--- BEGIN Data shown ---

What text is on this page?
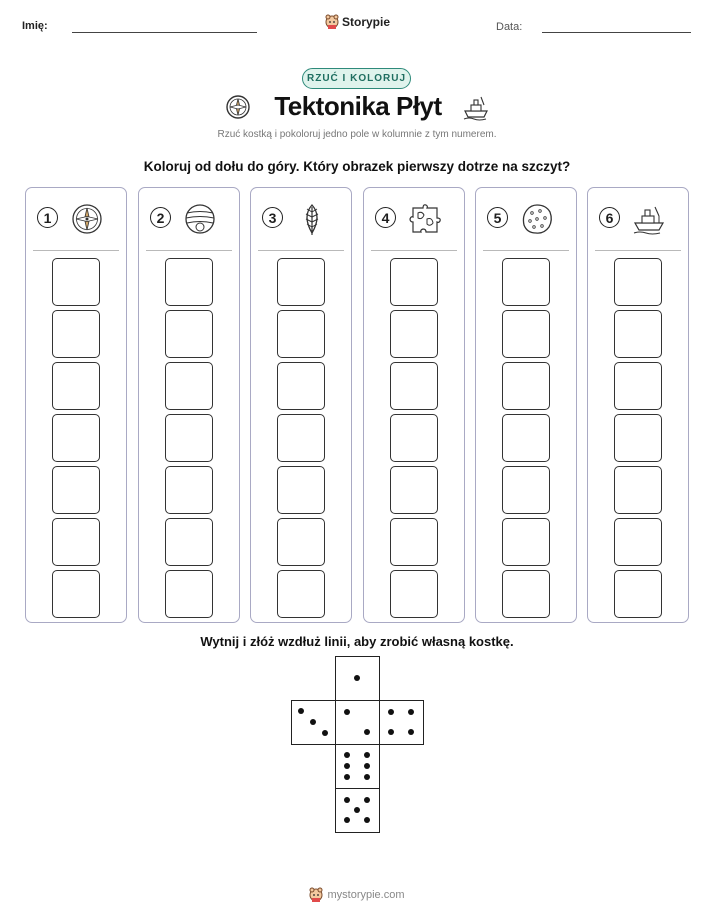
Imię:	Storypie	Data:
RZUĆ I KOLORUJ
Tektonika Płyt
Rzuć kostką i pokoloruj jedno pole w kolumnie z tym numerem.
Koloruj od dołu do góry. Który obrazek pierwszy dotrze na szczyt?
1	2	3	4	5	6
Wytnij i złóż wzdłuż linii, aby zrobić własną kostkę.
mystorypie.com
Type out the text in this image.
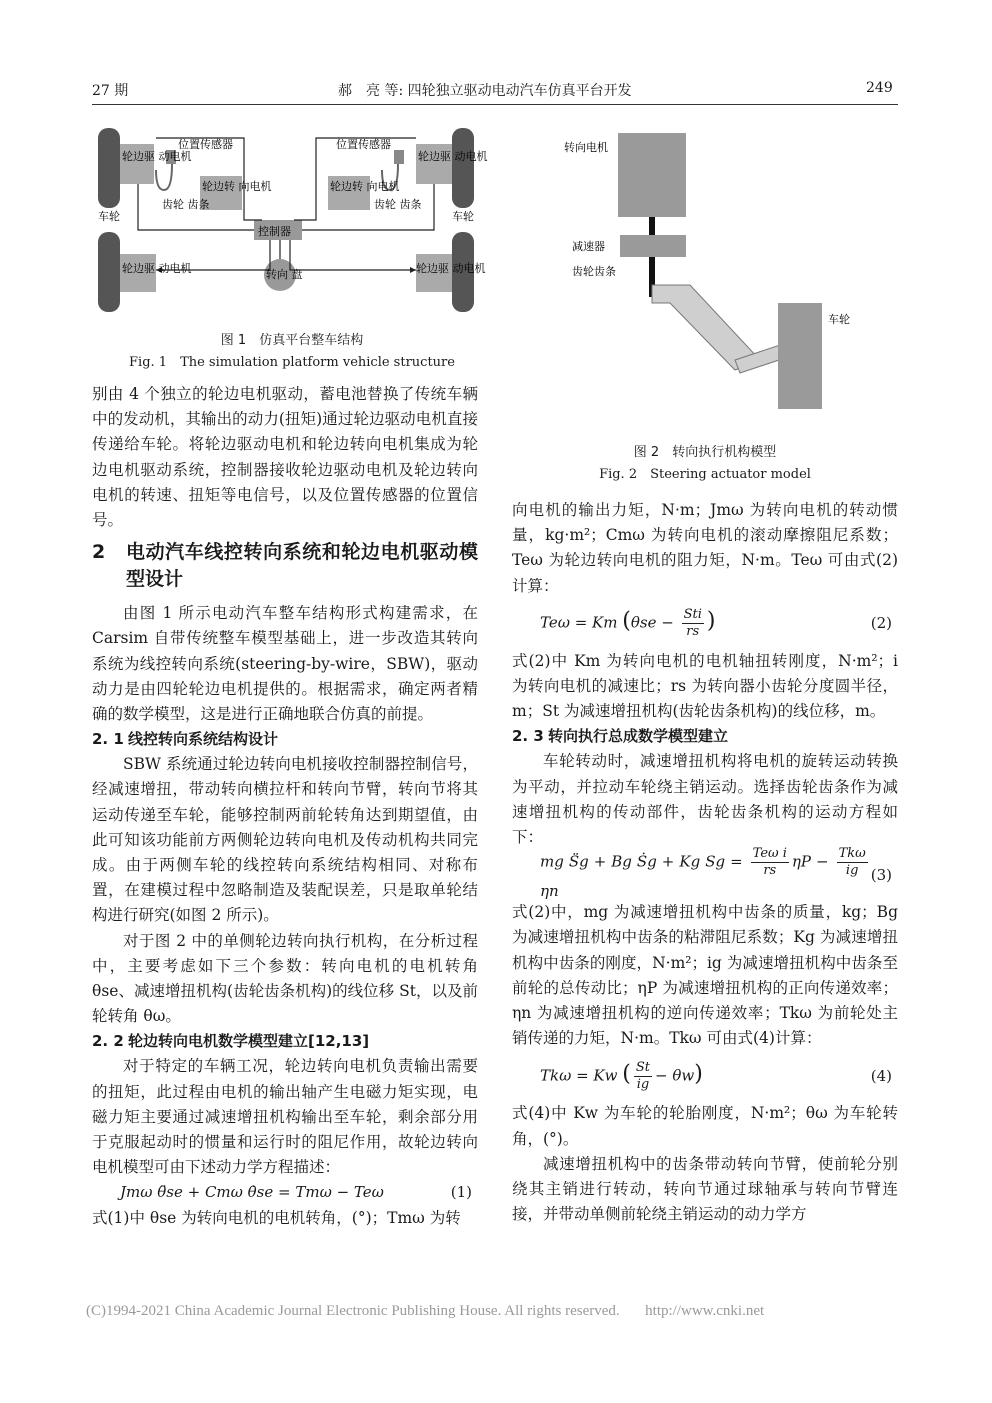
27 期	郝　亮 等: 四轮独立驱动电动汽车仿真平台开发	249
轮边驱 动电机
位置传感器
轮边转 向电机
齿轮 齿条
车轮
控制器
位置传感器
轮边驱 动电机
轮边转 向电机
齿轮 齿条
车轮
转向 盘
轮边驱 动电机	轮边驱 动电机
图 1　仿真平台整车结构
Fig. 1　The simulation platform vehicle structure
转向电机
减速器
齿轮齿条
车轮
图 2　转向执行机构模型
Fig. 2　Steering actuator model

别由 4 个独立的轮边电机驱动，蓄电池替换了传统车辆中的发动机，其输出的动力(扭矩)通过轮边驱动电机直接传递给车轮。将轮边驱动电机和轮边转向电机集成为轮边电机驱动系统，控制器接收轮边驱动电机及轮边转向电机的转速、扭矩等电信号，以及位置传感器的位置信号。

2 电动汽车线控转向系统和轮边电机驱动模型设计

由图 1 所示电动汽车整车结构形式构建需求，在 Carsim 自带传统整车模型基础上，进一步改造其转向系统为线控转向系统(steering-by-wire，SBW)，驱动动力是由四轮轮边电机提供的。根据需求，确定两者精确的数学模型，这是进行正确地联合仿真的前提。

2. 1 线控转向系统结构设计

SBW 系统通过轮边转向电机接收控制器控制信号，经减速增扭，带动转向横拉杆和转向节臂，转向节将其运动传递至车轮，能够控制两前轮转角达到期望值，由此可知该功能前方两侧轮边转向电机及传动机构共同完成。由于两侧车轮的线控转向系统结构相同、对称布置，在建模过程中忽略制造及装配误差，只是取单轮结构进行研究(如图 2 所示)。

对于图 2 中的单侧轮边转向执行机构，在分析过程中，主要考虑如下三个参数：转向电机的电机转角 θse、减速增扭机构(齿轮齿条机构)的线位移 St，以及前轮转角 θω。

2. 2 轮边转向电机数学模型建立[12,13]

对于特定的车辆工况，轮边转向电机负责输出需要的扭矩，此过程由电机的输出轴产生电磁力矩实现，电磁力矩主要通过减速增扭机构输出至车轮，剩余部分用于克服起动时的惯量和运行时的阻尼作用，故轮边转向电机模型可由下述动力学方程描述：

Jmω θ̈se + Cmω θ̇se = Tmω − Teω	(1)

式(1)中 θse 为转向电机的电机转角，(°)；Tmω 为转

向电机的输出力矩，N·m；Jmω 为转向电机的转动惯量，kg·m²；Cmω 为转向电机的滚动摩擦阻尼系数；Teω 为轮边转向电机的阻力矩，N·m。Teω 可由式(2)计算：

Teω = Km ($\theta se - \frac{\text{Sti}}{rs}$ )	(2)

式(2)中 Km 为转向电机的电机轴扭转刚度，N·m²；i 为转向电机的减速比；rs 为转向器小齿轮分度圆半径，m；St 为减速增扭机构(齿轮齿条机构)的线位移，m。

2. 3 转向执行总成数学模型建立

车轮转动时，减速增扭机构将电机的旋转运动转换为平动，并拉动车轮绕主销运动。选择齿轮齿条作为减速增扭机构的传动部件，齿轮齿条机构的运动方程如下：

mg S̈g + Bg Ṡg + Kg $Sg = \frac{\text{Teω i}}{rs}$ $\eta P - \frac{\text{Tkω}}{ig}$
ηn
(3)

式(2)中，mg 为减速增扭机构中齿条的质量，kg；Bg 为减速增扭机构中齿条的粘滞阻尼系数；Kg 为减速增扭机构中齿条的刚度，N·m²；ig 为减速增扭机构中齿条至前轮的总传动比；ηP 为减速增扭机构的正向传递效率；ηn 为减速增扭机构的逆向传递效率；Tkω 为前轮处主销传递的力矩，N·m。Tkω 可由式(4)计算：

Tkω = Kw ( $\frac{St}{ig} - \theta w$)	(4)

式(4)中 Kw 为车轮的轮胎刚度，N·m²；θω 为车轮转角，(°)。

减速增扭机构中的齿条带动转向节臂，使前轮分别绕其主销进行转动，转向节通过球轴承与转向节臂连接，并带动单侧前轮绕主销运动的动力学方

(C)1994-2021 China Academic Journal Electronic Publishing House. All rights reserved. http://www.cnki.net
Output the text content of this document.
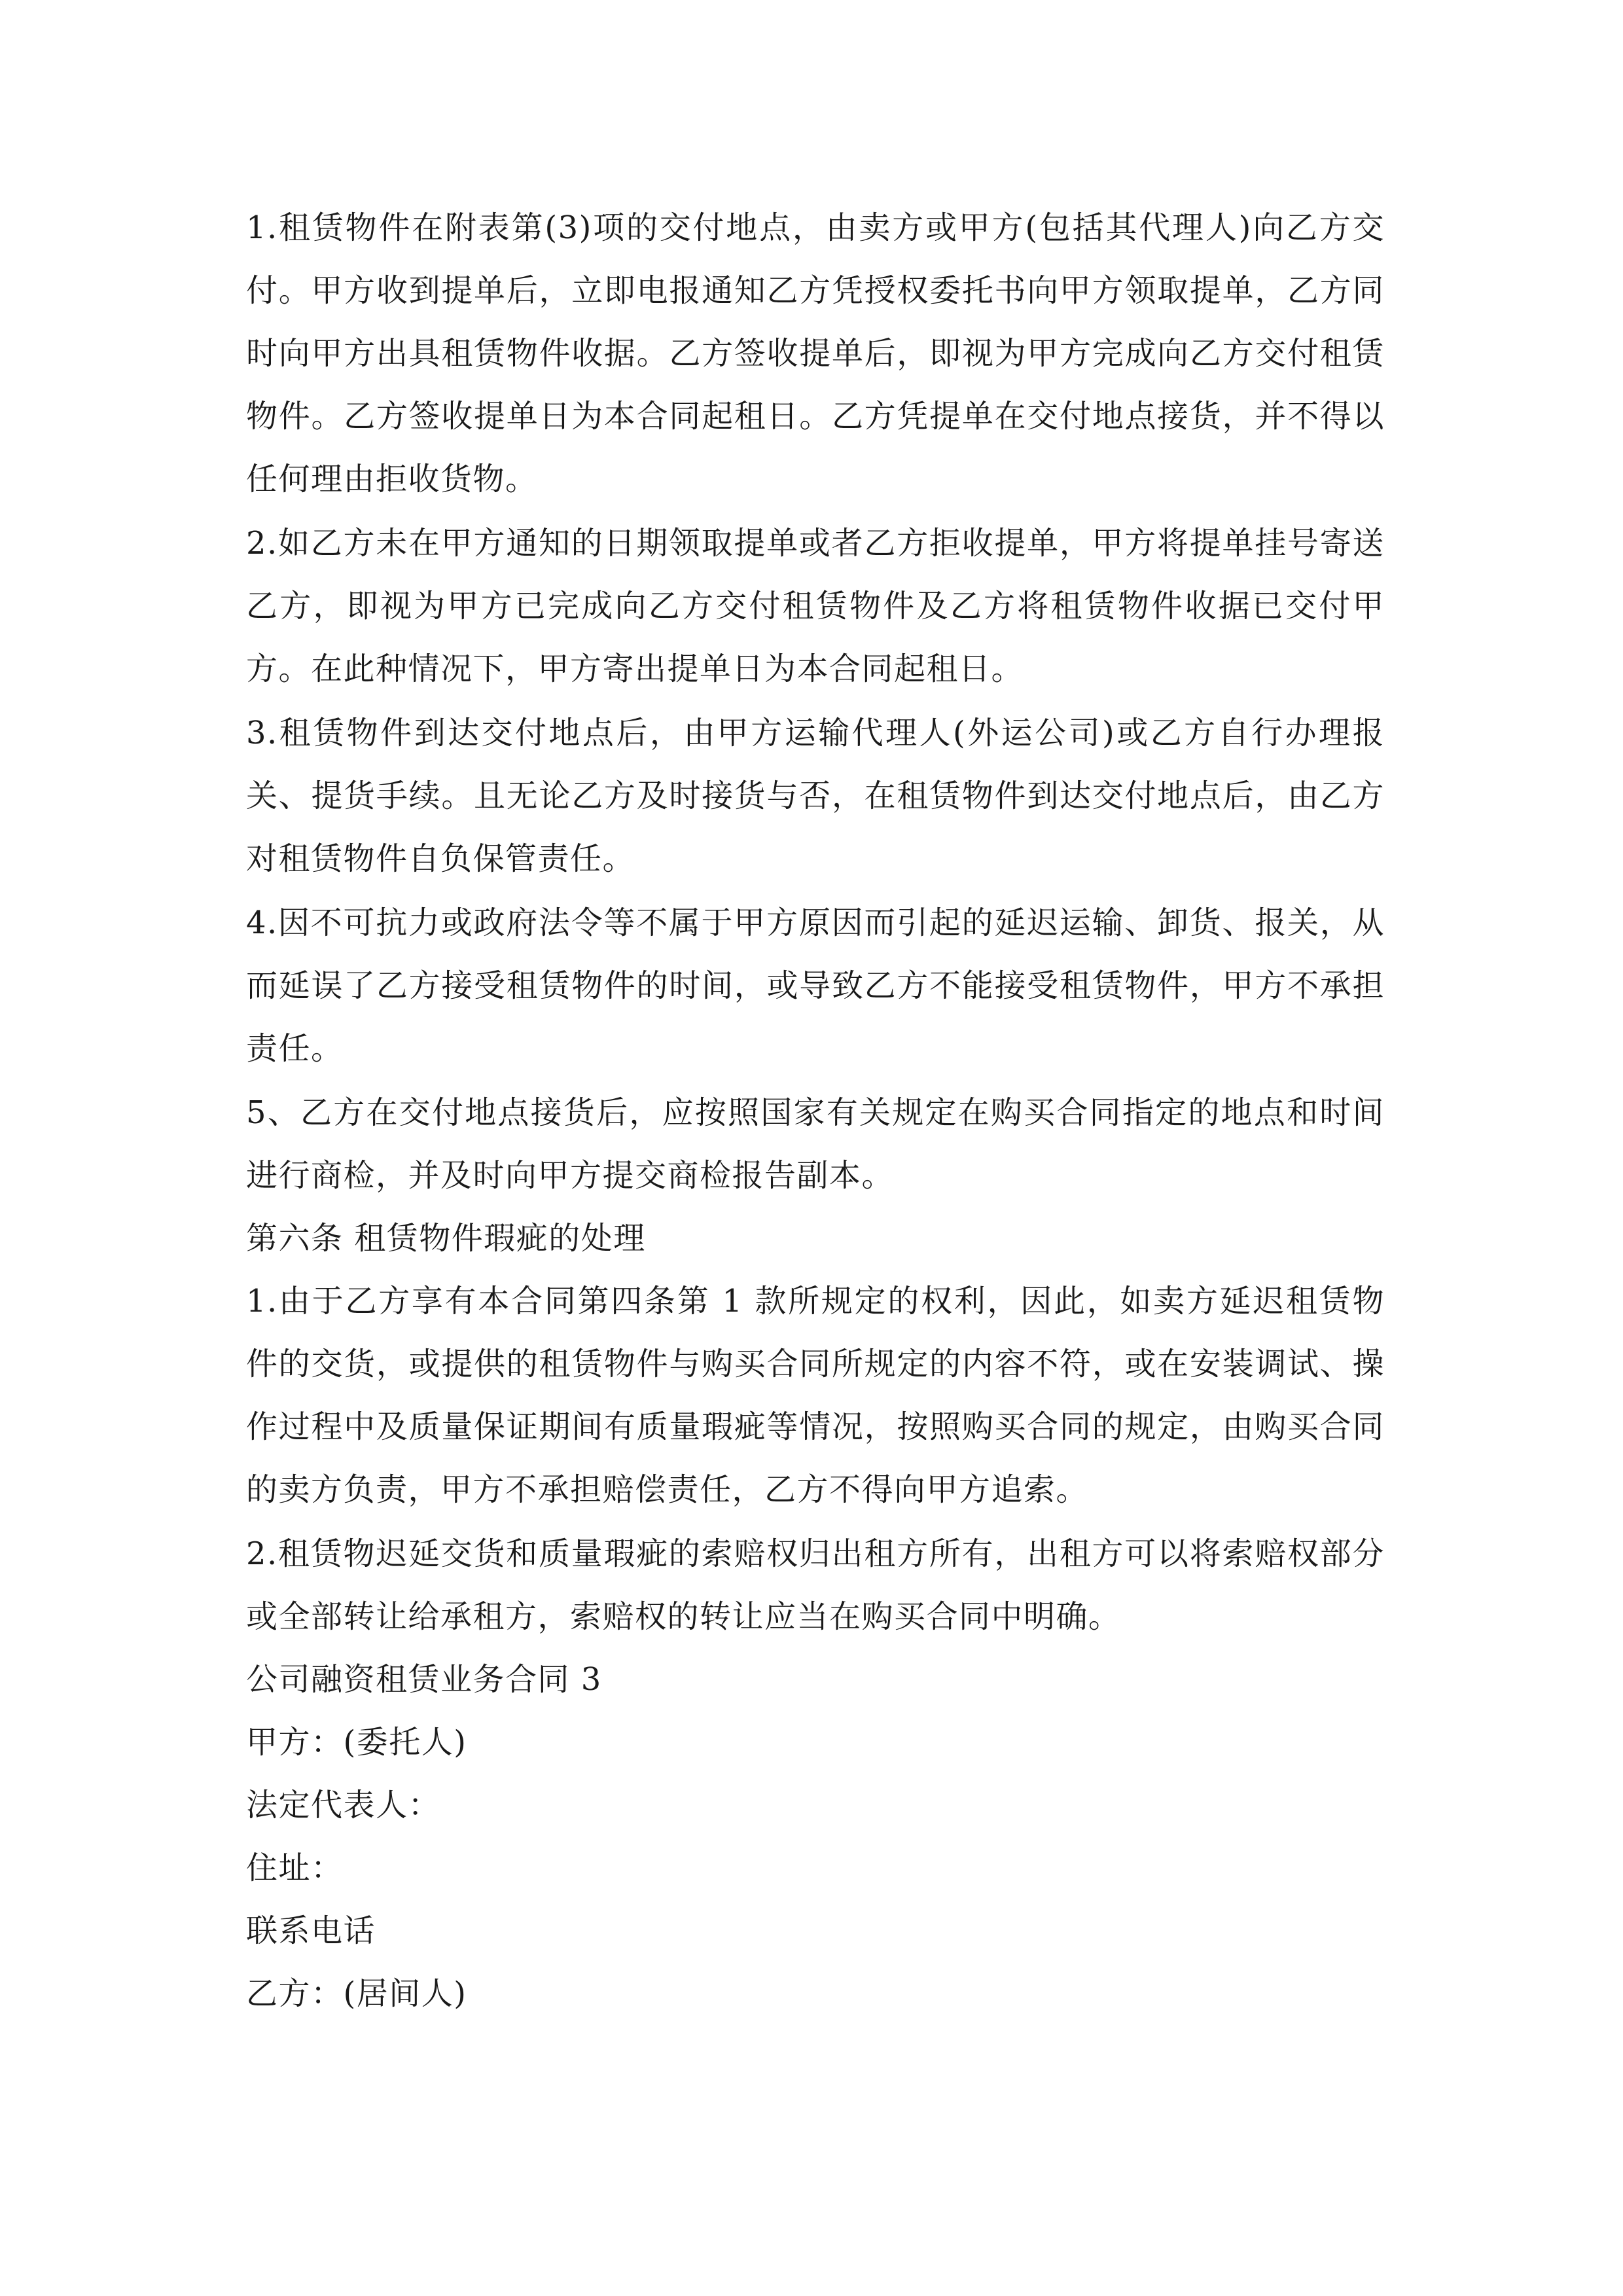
1.租赁物件在附表第(3)项的交付地点，由卖方或甲方(包括其代理人)向乙方交付。甲方收到提单后，立即电报通知乙方凭授权委托书向甲方领取提单，乙方同时向甲方出具租赁物件收据。乙方签收提单后，即视为甲方完成向乙方交付租赁物件。乙方签收提单日为本合同起租日。乙方凭提单在交付地点接货，并不得以任何理由拒收货物。

2.如乙方未在甲方通知的日期领取提单或者乙方拒收提单，甲方将提单挂号寄送乙方，即视为甲方已完成向乙方交付租赁物件及乙方将租赁物件收据已交付甲方。在此种情况下，甲方寄出提单日为本合同起租日。

3.租赁物件到达交付地点后，由甲方运输代理人(外运公司)或乙方自行办理报关、提货手续。且无论乙方及时接货与否，在租赁物件到达交付地点后，由乙方对租赁物件自负保管责任。

4.因不可抗力或政府法令等不属于甲方原因而引起的延迟运输、卸货、报关，从而延误了乙方接受租赁物件的时间，或导致乙方不能接受租赁物件，甲方不承担责任。

5、乙方在交付地点接货后，应按照国家有关规定在购买合同指定的地点和时间进行商检，并及时向甲方提交商检报告副本。

第六条 租赁物件瑕疵的处理

1.由于乙方享有本合同第四条第 1 款所规定的权利，因此，如卖方延迟租赁物件的交货，或提供的租赁物件与购买合同所规定的内容不符，或在安装调试、操作过程中及质量保证期间有质量瑕疵等情况，按照购买合同的规定，由购买合同的卖方负责，甲方不承担赔偿责任，乙方不得向甲方追索。

2.租赁物迟延交货和质量瑕疵的索赔权归出租方所有，出租方可以将索赔权部分或全部转让给承租方，索赔权的转让应当在购买合同中明确。

公司融资租赁业务合同 3

甲方：(委托人)

法定代表人：

住址：

联系电话

乙方：(居间人)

--- END Data shown ---

> **What the task asks**
Return all lines containing "frac".

> **Task output**
Teω = Km ($\theta se - \frac{\text{Sti}}{rs}$ )	(2)
mg S̈g + Bg Ṡg + Kg $Sg = \frac{\text{Teω i}}{rs}$ $\eta P - \frac{\text{Tkω}}{ig}$
Tkω = Kw ( $\frac{St}{ig} - \theta w$)	(4)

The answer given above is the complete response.